**Problem description**
Omit the pictures, then write out every entry exactly as it reads.

**Data in this exercise**
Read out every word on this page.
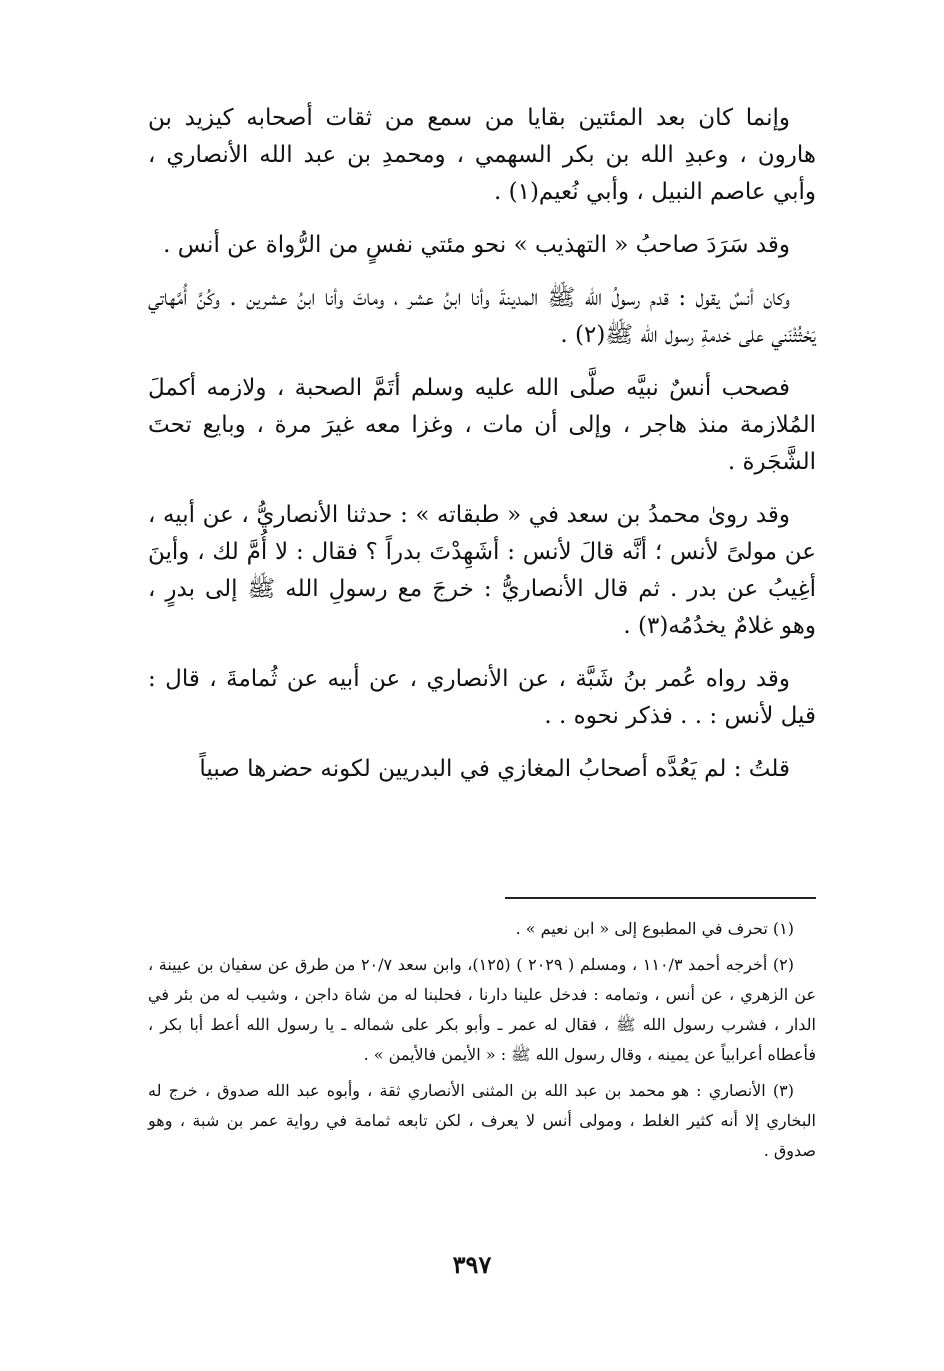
وإنما كان بعد المئتين بقايا من سمع من ثقات أصحابه كيزيد بن هارون ، وعبدِ الله بن بكر السهمي ، ومحمدِ بن عبد الله الأنصاري ، وأبي عاصم النبيل ، وأبي نُعيم(١) .

وقد سَرَدَ صاحبُ « التهذيب » نحو مئتي نفسٍ من الرُّواة عن أنس .

وكان أنسٌ يقول : قدم رسولُ الله ﷺ المدينةَ وأنا ابنُ عشر ، وماتَ وأنا ابنُ عشرين . وكُنَّ أُمَّهاتي يَحْثُثْنَني على خدمةِ رسول الله ﷺ(٢) .

فصحب أنسٌ نبيَّه صلَّى الله عليه وسلم أتَمَّ الصحبة ، ولازمه أكملَ المُلازمة منذ هاجر ، وإلى أن مات ، وغزا معه غيرَ مرة ، وبايع تحتَ الشَّجَرة .

وقد روىٰ محمدُ بن سعد في « طبقاته » : حدثنا الأنصاريُّ ، عن أبيه ، عن مولىً لأنس ؛ أنَّه قالَ لأنس : أشَهِدْتَ بدراً ؟ فقال : لا أُمَّ لك ، وأينَ أغِيبُ عن بدر . ثم قال الأنصاريُّ : خرجَ مع رسولِ الله ﷺ إلى بدرٍ ، وهو غلامٌ يخدُمُه(٣) .

وقد رواه عُمر بنُ شَبَّة ، عن الأنصاري ، عن أبيه عن ثُمامةَ ، قال : قيل لأنس : . . فذكر نحوه . .

قلتُ : لم يَعُدَّه أصحابُ المغازي في البدريين لكونه حضرها صبياً

(١) تحرف في المطبوع إلى « ابن نعيم » .

(٢) أخرجه أحمد ١١٠/٣ ، ومسلم ( ٢٠٢٩ ) (١٢٥)، وابن سعد ٢٠/٧ من طرق عن سفيان بن عيينة ، عن الزهري ، عن أنس ، وتمامه : فدخل علينا دارنا ، فحلبنا له من شاة داجن ، وشيب له من بئر في الدار ، فشرب رسول الله ﷺ ، فقال له عمر ـ وأبو بكر على شماله ـ يا رسول الله أعط أبا بكر ، فأعطاه أعرابياً عن يمينه ، وقال رسول الله ﷺ : « الأيمن فالأيمن » .

(٣) الأنصاري : هو محمد بن عبد الله بن المثنى الأنصاري ثقة ، وأبوه عبد الله صدوق ، خرج له البخاري إلا أنه كثير الغلط ، ومولى أنس لا يعرف ، لكن تابعه ثمامة في رواية عمر بن شبة ، وهو صدوق .

٣٩٧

**Full solution**
Read out every word on this page.
وإنما كان بعد المئتين بقايا من سمع من ثقات أصحابه كيزيد بن هارون ، وعبدِ الله بن بكر السهمي ، ومحمدِ بن عبد الله الأنصاري ، وأبي عاصم النبيل ، وأبي نُعيم(١) .

وقد سَرَدَ صاحبُ « التهذيب » نحو مئتي نفسٍ من الرُّواة عن أنس .

وكان أنسٌ يقول : قدم رسولُ الله ﷺ المدينةَ وأنا ابنُ عشر ، وماتَ وأنا ابنُ عشرين . وكُنَّ أُمَّهاتي يَحْثُثْنَني على خدمةِ رسول الله ﷺ(٢) .

فصحب أنسٌ نبيَّه صلَّى الله عليه وسلم أتَمَّ الصحبة ، ولازمه أكملَ المُلازمة منذ هاجر ، وإلى أن مات ، وغزا معه غيرَ مرة ، وبايع تحتَ الشَّجَرة .

وقد روىٰ محمدُ بن سعد في « طبقاته » : حدثنا الأنصاريُّ ، عن أبيه ، عن مولىً لأنس ؛ أنَّه قالَ لأنس : أشَهِدْتَ بدراً ؟ فقال : لا أُمَّ لك ، وأينَ أغِيبُ عن بدر . ثم قال الأنصاريُّ : خرجَ مع رسولِ الله ﷺ إلى بدرٍ ، وهو غلامٌ يخدُمُه(٣) .

وقد رواه عُمر بنُ شَبَّة ، عن الأنصاري ، عن أبيه عن ثُمامةَ ، قال : قيل لأنس : . . فذكر نحوه . .

قلتُ : لم يَعُدَّه أصحابُ المغازي في البدريين لكونه حضرها صبياً

(١) تحرف في المطبوع إلى « ابن نعيم » .

(٢) أخرجه أحمد ١١٠/٣ ، ومسلم ( ٢٠٢٩ ) (١٢٥)، وابن سعد ٢٠/٧ من طرق عن سفيان بن عيينة ، عن الزهري ، عن أنس ، وتمامه : فدخل علينا دارنا ، فحلبنا له من شاة داجن ، وشيب له من بئر في الدار ، فشرب رسول الله ﷺ ، فقال له عمر ـ وأبو بكر على شماله ـ يا رسول الله أعط أبا بكر ، فأعطاه أعرابياً عن يمينه ، وقال رسول الله ﷺ : « الأيمن فالأيمن » .

(٣) الأنصاري : هو محمد بن عبد الله بن المثنى الأنصاري ثقة ، وأبوه عبد الله صدوق ، خرج له البخاري إلا أنه كثير الغلط ، ومولى أنس لا يعرف ، لكن تابعه ثمامة في رواية عمر بن شبة ، وهو صدوق .

٣٩٧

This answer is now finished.